**WHAT IS REQUIRED**
List every line below containing "中随机抽取一个数".

**DATA SHOWN**
• • • • • • •
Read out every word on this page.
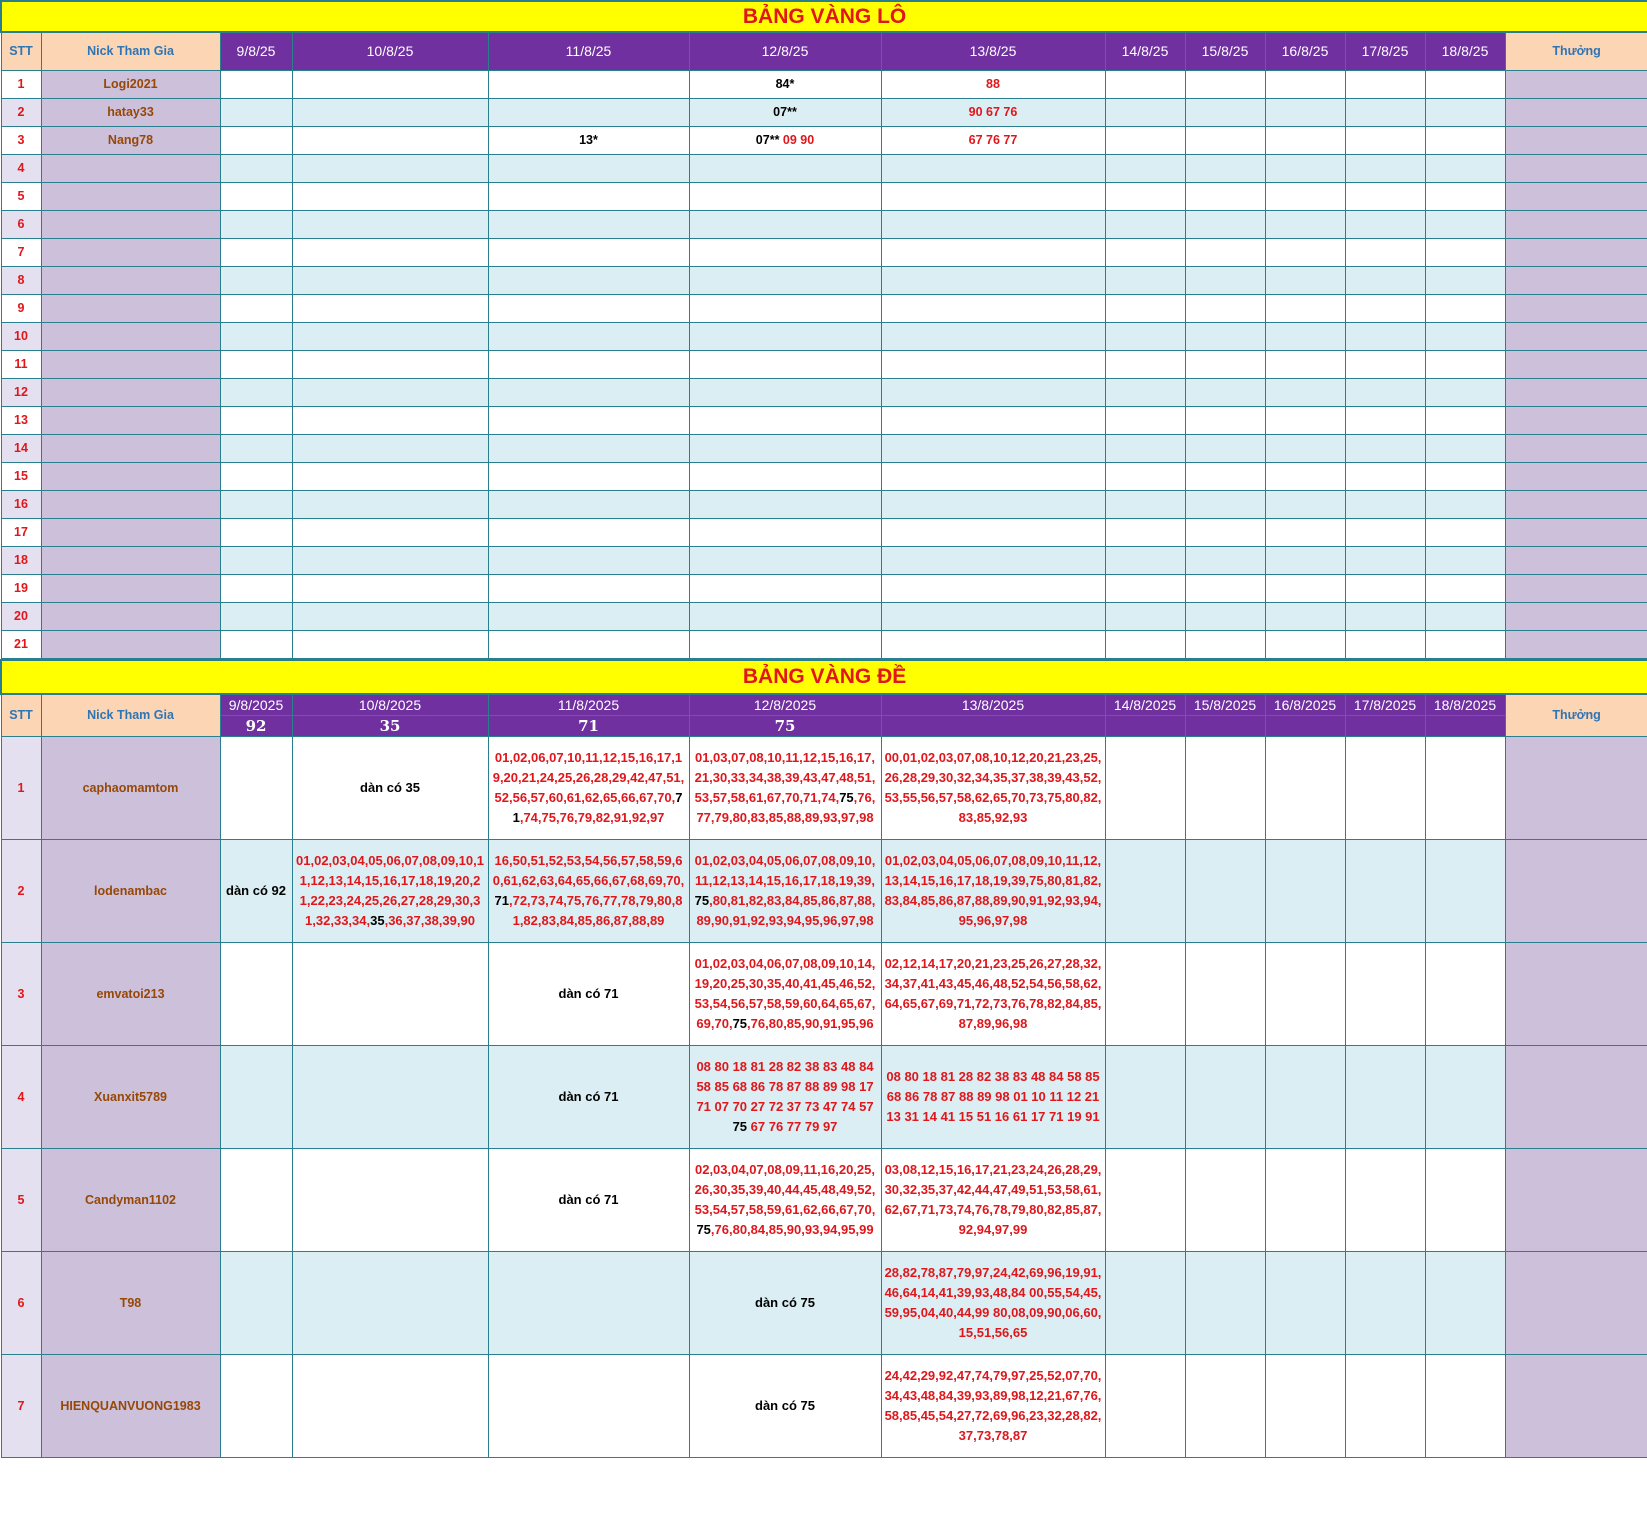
BẢNG VÀNG LÔ												
STT	Nick Tham Gia	9/8/25	10/8/25	11/8/25	12/8/25	13/8/25	14/8/25	15/8/25	16/8/25	17/8/25	18/8/25	Thưởng
1	Logi2021				84*	88						
2	hatay33				07**	90 67 76						
3	Nang78			13*	07** 09 90	67 76 77						
4												
5												
6												
7												
8												
9												
10												
11												
12												
13												
14												
15												
16												
17												
18												
19												
20												
21												
BẢNG VÀNG ĐỀ												
STT	Nick Tham Gia	9/8/2025	10/8/2025	11/8/2025	12/8/2025	13/8/2025	14/8/2025	15/8/2025	16/8/2025	17/8/2025	18/8/2025	Thưởng
		92	35	71	75							
1	caphaomamtom		dàn có 35	01,02,06,07,10,11,12,15,16,17,19,20,21,24,25,26,28,29,42,47,51,52,56,57,60,61,62,65,66,67,70,71,74,75,76,79,82,91,92,97	01,03,07,08,10,11,12,15,16,17,21,30,33,34,38,39,43,47,48,51,53,57,58,61,67,70,71,74,75,76,77,79,80,83,85,88,89,93,97,98	00,01,02,03,07,08,10,12,20,21,23,25,26,28,29,30,32,34,35,37,38,39,43,52,53,55,56,57,58,62,65,70,73,75,80,82,83,85,92,93						
2	lodenambac	dàn có 92	01,02,03,04,05,06,07,08,09,10,11,12,13,14,15,16,17,18,19,20,21,22,23,24,25,26,27,28,29,30,31,32,33,34,35,36,37,38,39,90	16,50,51,52,53,54,56,57,58,59,60,61,62,63,64,65,66,67,68,69,70,71,72,73,74,75,76,77,78,79,80,81,82,83,84,85,86,87,88,89	01,02,03,04,05,06,07,08,09,10,11,12,13,14,15,16,17,18,19,39,75,80,81,82,83,84,85,86,87,88,89,90,91,92,93,94,95,96,97,98	01,02,03,04,05,06,07,08,09,10,11,12,13,14,15,16,17,18,19,39,75,80,81,82,83,84,85,86,87,88,89,90,91,92,93,94,95,96,97,98						
3	emvatoi213			dàn có 71	01,02,03,04,06,07,08,09,10,14,19,20,25,30,35,40,41,45,46,52,53,54,56,57,58,59,60,64,65,67,69,70,75,76,80,85,90,91,95,96	02,12,14,17,20,21,23,25,26,27,28,32,34,37,41,43,45,46,48,52,54,56,58,62,64,65,67,69,71,72,73,76,78,82,84,85,87,89,96,98						
4	Xuanxit5789			dàn có 71	08 80 18 81 28 82 38 83 48 84 58 85 68 86 78 87 88 89 98 17 71 07 70 27 72 37 73 47 74 57 75 67 76 77 79 97	08 80 18 81 28 82 38 83 48 84 58 85 68 86 78 87 88 89 98 01 10 11 12 21 13 31 14 41 15 51 16 61 17 71 19 91						
5	Candyman1102			dàn có 71	02,03,04,07,08,09,11,16,20,25,26,30,35,39,40,44,45,48,49,52,53,54,57,58,59,61,62,66,67,70,75,76,80,84,85,90,93,94,95,99	03,08,12,15,16,17,21,23,24,26,28,29,30,32,35,37,42,44,47,49,51,53,58,61,62,67,71,73,74,76,78,79,80,82,85,87,92,94,97,99						
6	T98				dàn có 75	28,82,78,87,79,97,24,42,69,96,19,91,46,64,14,41,39,93,48,84 00,55,54,45,59,95,04,40,44,99 80,08,09,90,06,60,15,51,56,65						
7	HIENQUANVUONG1983				dàn có 75	24,42,29,92,47,74,79,97,25,52,07,70,34,43,48,84,39,93,89,98,12,21,67,76,58,85,45,54,27,72,69,96,23,32,28,82,37,73,78,87						
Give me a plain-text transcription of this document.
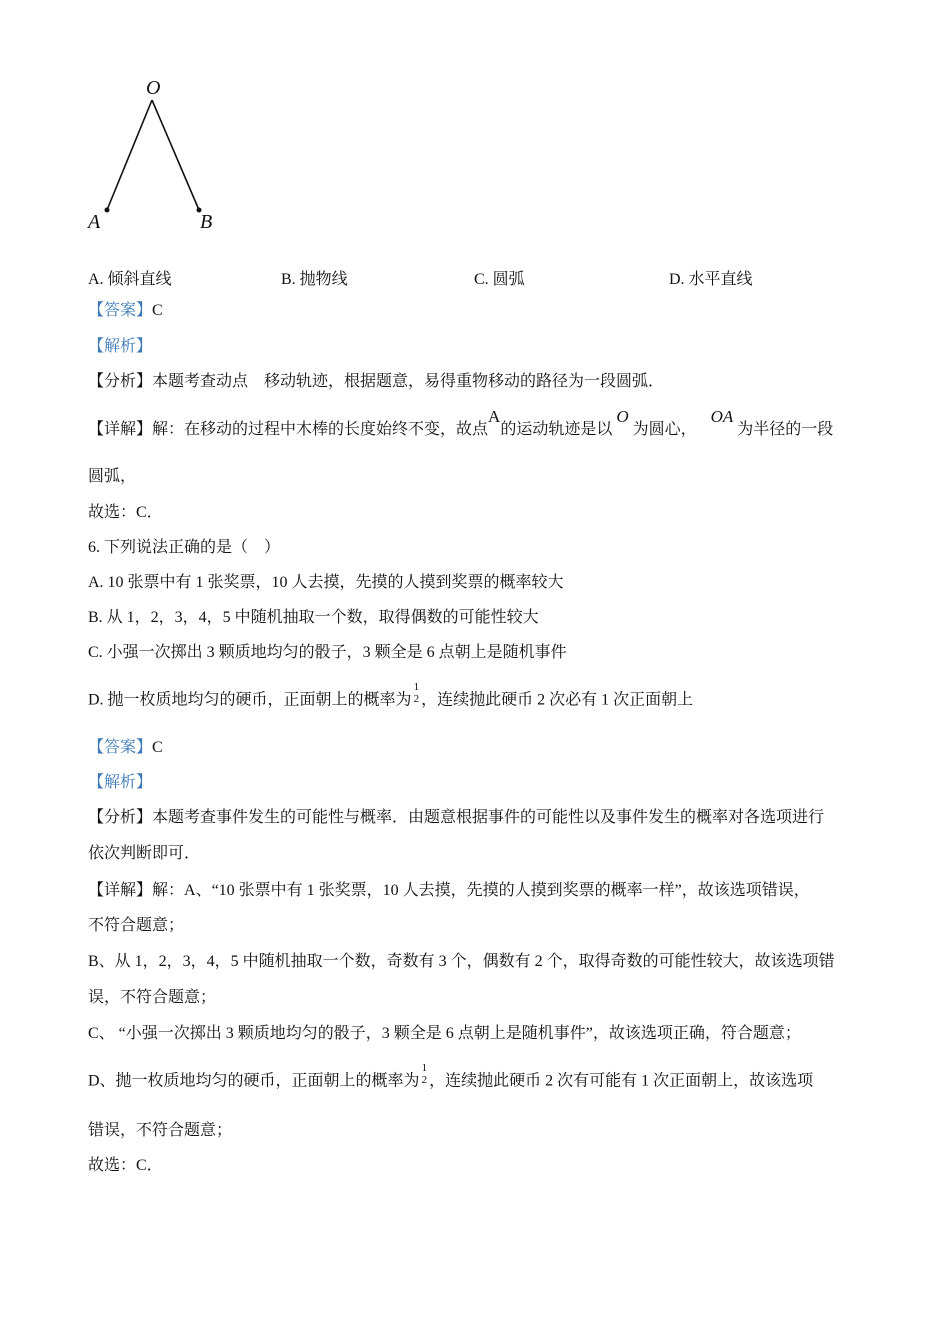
O
A	B
A. 倾斜直线	B. 抛物线	C. 圆弧	D. 水平直线
【答案】C
【解析】
【分析】本题考查动点    移动轨迹，根据题意，易得重物移动的路径为一段圆弧．
【详解】解：在移动的过程中木棒的长度始终不变，故点A的运动轨迹是以O为圆心，OA为半径的一段
圆弧，
故选：C．
6. 下列说法正确的是（　）
A. 10 张票中有 1 张奖票，10 人去摸，先摸的人摸到奖票的概率较大
B. 从 1，2，3，4，5 中随机抽取一个数，取得偶数的可能性较大
C. 小强一次掷出 3 颗质地均匀的骰子，3 颗全是 6 点朝上是随机事件
D. 抛一枚质地均匀的硬币，正面朝上的概率为
1
2 ，连续抛此硬币 2 次必有 1 次正面朝上
【答案】C
【解析】
【分析】本题考查事件发生的可能性与概率．由题意根据事件的可能性以及事件发生的概率对各选项进行
依次判断即可．
【详解】解：A、“10 张票中有 1 张奖票，10 人去摸，先摸的人摸到奖票的概率一样”，故该选项错误，
不符合题意；
B、从 1，2，3，4，5 中随机抽取一个数，奇数有 3 个，偶数有 2 个，取得奇数的可能性较大，故该选项错
误，不符合题意；
C、 “小强一次掷出 3 颗质地均匀的骰子，3 颗全是 6 点朝上是随机事件”，故该选项正确，符合题意；
D、抛一枚质地均匀的硬币，正面朝上的概率为
1
2 ，连续抛此硬币 2 次有可能有 1 次正面朝上，故该选项
错误，不符合题意；
故选：C．
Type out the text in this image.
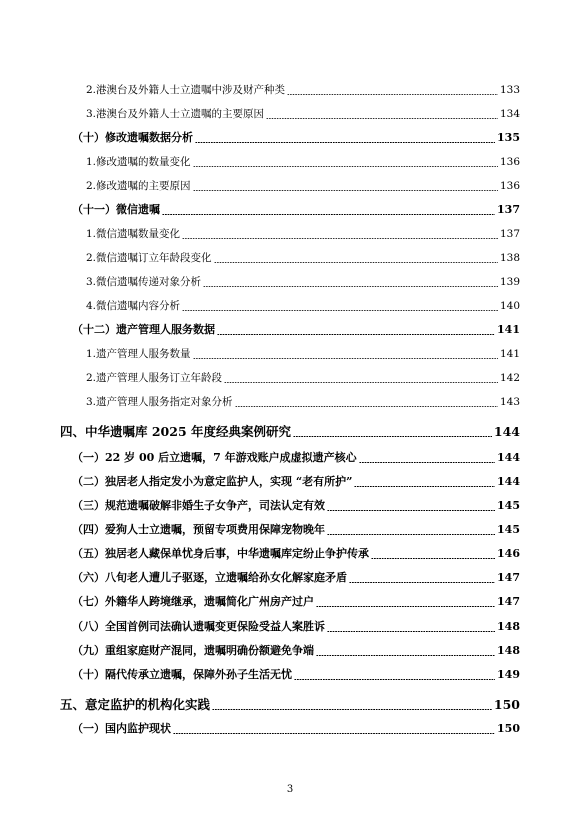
2.港澳台及外籍人士立遗嘱中涉及财产种类	133
3.港澳台及外籍人士立遗嘱的主要原因	134
（十）修改遗嘱数据分析	135
1.修改遗嘱的数量变化	136
2.修改遗嘱的主要原因	136
（十一）微信遗嘱	137
1.微信遗嘱数量变化	137
2.微信遗嘱订立年龄段变化	138
3.微信遗嘱传递对象分析	139
4.微信遗嘱内容分析	140
（十二）遗产管理人服务数据	141
1.遗产管理人服务数量	141
2.遗产管理人服务订立年龄段	142
3.遗产管理人服务指定对象分析	143
四、中华遗嘱库 2025 年度经典案例研究	144
（一）22 岁 00 后立遗嘱，7 年游戏账户成虚拟遗产核心	144
（二）独居老人指定发小为意定监护人，实现 “老有所护”	144
（三）规范遗嘱破解非婚生子女争产，司法认定有效	145
（四）爱狗人士立遗嘱，预留专项费用保障宠物晚年	145
（五）独居老人藏保单忧身后事，中华遗嘱库定纷止争护传承	146
（六）八旬老人遭儿子驱逐，立遗嘱给孙女化解家庭矛盾	147
（七）外籍华人跨境继承，遗嘱简化广州房产过户	147
（八）全国首例司法确认遗嘱变更保险受益人案胜诉	148
（九）重组家庭财产混同，遗嘱明确份额避免争端	148
（十）隔代传承立遗嘱，保障外孙子生活无忧	149
五、意定监护的机构化实践	150
（一）国内监护现状	150
3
• • • • • • •
**WORKED SOLUTION**
B. 从 1，2，3，4，5 中随机抽取一个数，取得偶数的可能性较大
B、从 1，2，3，4，5 中随机抽取一个数，奇数有 3 个，偶数有 2 个，取得奇数的可能性较大，故该选项错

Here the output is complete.